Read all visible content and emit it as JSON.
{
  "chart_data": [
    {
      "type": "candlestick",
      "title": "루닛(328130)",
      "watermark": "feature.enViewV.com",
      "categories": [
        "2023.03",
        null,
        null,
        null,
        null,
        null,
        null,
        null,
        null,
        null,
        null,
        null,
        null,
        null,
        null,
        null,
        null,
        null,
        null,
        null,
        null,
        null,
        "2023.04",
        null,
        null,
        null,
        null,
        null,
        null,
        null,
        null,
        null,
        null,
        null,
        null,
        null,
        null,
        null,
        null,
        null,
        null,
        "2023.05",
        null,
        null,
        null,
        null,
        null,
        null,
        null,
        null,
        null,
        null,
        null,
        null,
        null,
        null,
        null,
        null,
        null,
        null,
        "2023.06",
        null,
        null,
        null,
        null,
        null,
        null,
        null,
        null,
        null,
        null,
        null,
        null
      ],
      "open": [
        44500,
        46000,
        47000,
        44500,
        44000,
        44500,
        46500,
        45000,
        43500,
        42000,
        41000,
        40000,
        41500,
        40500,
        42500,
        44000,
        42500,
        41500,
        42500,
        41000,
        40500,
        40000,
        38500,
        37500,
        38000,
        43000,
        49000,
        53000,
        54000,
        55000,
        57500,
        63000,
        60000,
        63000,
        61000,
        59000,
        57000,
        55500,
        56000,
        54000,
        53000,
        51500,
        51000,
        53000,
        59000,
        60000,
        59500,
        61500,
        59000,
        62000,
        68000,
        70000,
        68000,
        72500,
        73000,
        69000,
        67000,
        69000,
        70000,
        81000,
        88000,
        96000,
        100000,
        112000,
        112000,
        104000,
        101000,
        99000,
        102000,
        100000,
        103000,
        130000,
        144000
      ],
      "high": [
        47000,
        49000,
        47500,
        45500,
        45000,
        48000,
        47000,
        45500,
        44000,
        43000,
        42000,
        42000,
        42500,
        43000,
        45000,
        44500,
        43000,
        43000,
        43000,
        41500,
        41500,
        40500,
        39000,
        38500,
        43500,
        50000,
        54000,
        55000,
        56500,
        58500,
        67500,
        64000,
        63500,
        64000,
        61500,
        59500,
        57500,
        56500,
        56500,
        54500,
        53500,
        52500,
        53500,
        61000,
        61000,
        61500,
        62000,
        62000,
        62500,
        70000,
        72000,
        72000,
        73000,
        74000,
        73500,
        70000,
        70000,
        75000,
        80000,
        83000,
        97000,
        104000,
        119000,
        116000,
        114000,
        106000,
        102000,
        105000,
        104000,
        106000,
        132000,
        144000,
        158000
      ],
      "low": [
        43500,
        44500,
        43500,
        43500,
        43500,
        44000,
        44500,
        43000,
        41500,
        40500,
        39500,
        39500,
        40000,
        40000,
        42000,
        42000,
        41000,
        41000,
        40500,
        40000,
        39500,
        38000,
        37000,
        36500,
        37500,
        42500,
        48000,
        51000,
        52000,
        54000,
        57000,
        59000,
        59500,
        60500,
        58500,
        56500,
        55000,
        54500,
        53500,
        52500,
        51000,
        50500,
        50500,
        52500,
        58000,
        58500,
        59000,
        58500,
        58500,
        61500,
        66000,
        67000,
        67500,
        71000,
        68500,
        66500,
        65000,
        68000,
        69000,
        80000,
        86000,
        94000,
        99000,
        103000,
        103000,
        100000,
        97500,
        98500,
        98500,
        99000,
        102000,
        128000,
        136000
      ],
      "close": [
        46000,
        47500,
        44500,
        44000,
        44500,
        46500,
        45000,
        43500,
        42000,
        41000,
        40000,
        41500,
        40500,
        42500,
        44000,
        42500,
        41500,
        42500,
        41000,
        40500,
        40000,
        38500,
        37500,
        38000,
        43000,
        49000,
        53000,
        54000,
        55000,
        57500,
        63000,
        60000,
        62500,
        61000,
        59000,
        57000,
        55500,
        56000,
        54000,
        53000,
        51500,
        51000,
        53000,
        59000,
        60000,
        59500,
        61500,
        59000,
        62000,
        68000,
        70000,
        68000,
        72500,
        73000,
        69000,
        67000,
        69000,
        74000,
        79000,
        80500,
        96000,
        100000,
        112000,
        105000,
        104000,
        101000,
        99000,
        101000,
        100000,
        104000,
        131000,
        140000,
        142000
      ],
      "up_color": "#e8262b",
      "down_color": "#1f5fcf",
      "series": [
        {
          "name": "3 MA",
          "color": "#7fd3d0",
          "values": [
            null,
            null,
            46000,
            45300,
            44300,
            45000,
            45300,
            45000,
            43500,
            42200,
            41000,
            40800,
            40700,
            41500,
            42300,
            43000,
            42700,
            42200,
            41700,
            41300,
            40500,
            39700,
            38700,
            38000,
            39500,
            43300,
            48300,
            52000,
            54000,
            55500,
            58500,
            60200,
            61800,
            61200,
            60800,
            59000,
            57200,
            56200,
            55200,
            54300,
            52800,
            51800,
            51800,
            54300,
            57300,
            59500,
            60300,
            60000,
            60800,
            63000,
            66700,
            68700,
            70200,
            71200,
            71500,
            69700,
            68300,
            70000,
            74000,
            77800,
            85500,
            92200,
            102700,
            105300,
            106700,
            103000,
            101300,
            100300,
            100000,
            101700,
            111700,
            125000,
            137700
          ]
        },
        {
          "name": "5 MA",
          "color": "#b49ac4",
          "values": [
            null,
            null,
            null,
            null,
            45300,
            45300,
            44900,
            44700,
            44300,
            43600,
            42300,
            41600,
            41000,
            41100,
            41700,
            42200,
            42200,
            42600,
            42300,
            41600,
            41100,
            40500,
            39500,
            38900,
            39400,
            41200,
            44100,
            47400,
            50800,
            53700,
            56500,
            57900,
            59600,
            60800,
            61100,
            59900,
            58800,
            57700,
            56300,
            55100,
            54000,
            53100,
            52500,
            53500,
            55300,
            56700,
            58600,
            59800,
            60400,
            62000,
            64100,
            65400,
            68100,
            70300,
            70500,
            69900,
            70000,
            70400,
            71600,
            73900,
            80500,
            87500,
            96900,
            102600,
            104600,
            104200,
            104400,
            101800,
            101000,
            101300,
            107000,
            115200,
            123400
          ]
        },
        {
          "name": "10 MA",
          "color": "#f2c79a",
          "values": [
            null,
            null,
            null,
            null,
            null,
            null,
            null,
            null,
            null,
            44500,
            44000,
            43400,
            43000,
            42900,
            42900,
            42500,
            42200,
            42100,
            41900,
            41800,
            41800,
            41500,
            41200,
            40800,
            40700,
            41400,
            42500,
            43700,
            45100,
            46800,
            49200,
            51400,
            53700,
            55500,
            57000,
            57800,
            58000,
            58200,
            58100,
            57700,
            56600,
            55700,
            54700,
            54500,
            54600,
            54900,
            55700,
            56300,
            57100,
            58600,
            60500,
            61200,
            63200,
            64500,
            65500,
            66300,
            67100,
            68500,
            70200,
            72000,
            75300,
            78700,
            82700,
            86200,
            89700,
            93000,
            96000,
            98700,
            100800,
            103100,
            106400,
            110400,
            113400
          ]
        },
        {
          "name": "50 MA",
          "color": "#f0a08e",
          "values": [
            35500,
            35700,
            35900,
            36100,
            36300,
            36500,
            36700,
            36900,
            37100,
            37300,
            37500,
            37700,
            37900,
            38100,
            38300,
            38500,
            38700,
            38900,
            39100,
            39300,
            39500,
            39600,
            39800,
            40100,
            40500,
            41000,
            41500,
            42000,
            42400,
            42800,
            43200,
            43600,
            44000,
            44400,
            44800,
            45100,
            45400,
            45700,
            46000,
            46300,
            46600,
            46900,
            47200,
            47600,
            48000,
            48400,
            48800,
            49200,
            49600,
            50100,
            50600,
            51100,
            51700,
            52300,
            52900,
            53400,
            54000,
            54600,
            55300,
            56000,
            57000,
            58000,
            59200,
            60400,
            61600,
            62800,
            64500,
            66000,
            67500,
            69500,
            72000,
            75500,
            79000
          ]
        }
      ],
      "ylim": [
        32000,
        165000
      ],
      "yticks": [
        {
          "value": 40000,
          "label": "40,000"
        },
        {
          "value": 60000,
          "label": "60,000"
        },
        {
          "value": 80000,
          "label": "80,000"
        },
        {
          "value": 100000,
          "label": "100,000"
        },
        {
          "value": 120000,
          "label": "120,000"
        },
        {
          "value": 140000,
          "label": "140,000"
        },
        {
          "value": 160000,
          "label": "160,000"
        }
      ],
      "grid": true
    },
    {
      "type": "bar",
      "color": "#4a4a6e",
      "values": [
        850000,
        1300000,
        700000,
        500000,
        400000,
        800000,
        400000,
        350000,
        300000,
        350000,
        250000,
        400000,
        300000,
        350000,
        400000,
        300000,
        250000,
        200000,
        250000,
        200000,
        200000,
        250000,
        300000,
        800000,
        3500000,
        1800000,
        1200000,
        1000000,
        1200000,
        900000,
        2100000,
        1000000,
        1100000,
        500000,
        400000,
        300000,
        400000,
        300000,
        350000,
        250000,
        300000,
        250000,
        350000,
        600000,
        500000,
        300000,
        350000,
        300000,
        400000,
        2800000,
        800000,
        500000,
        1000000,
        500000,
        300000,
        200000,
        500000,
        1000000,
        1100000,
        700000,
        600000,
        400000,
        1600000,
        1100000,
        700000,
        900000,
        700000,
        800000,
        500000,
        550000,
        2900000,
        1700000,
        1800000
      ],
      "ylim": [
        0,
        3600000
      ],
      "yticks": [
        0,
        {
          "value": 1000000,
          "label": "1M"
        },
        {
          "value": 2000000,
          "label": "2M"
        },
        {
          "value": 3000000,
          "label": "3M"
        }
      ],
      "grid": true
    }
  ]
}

(Task brief):
In the entries above, how many lines contain the word "name"? Answer with the number only.

(Answer):
4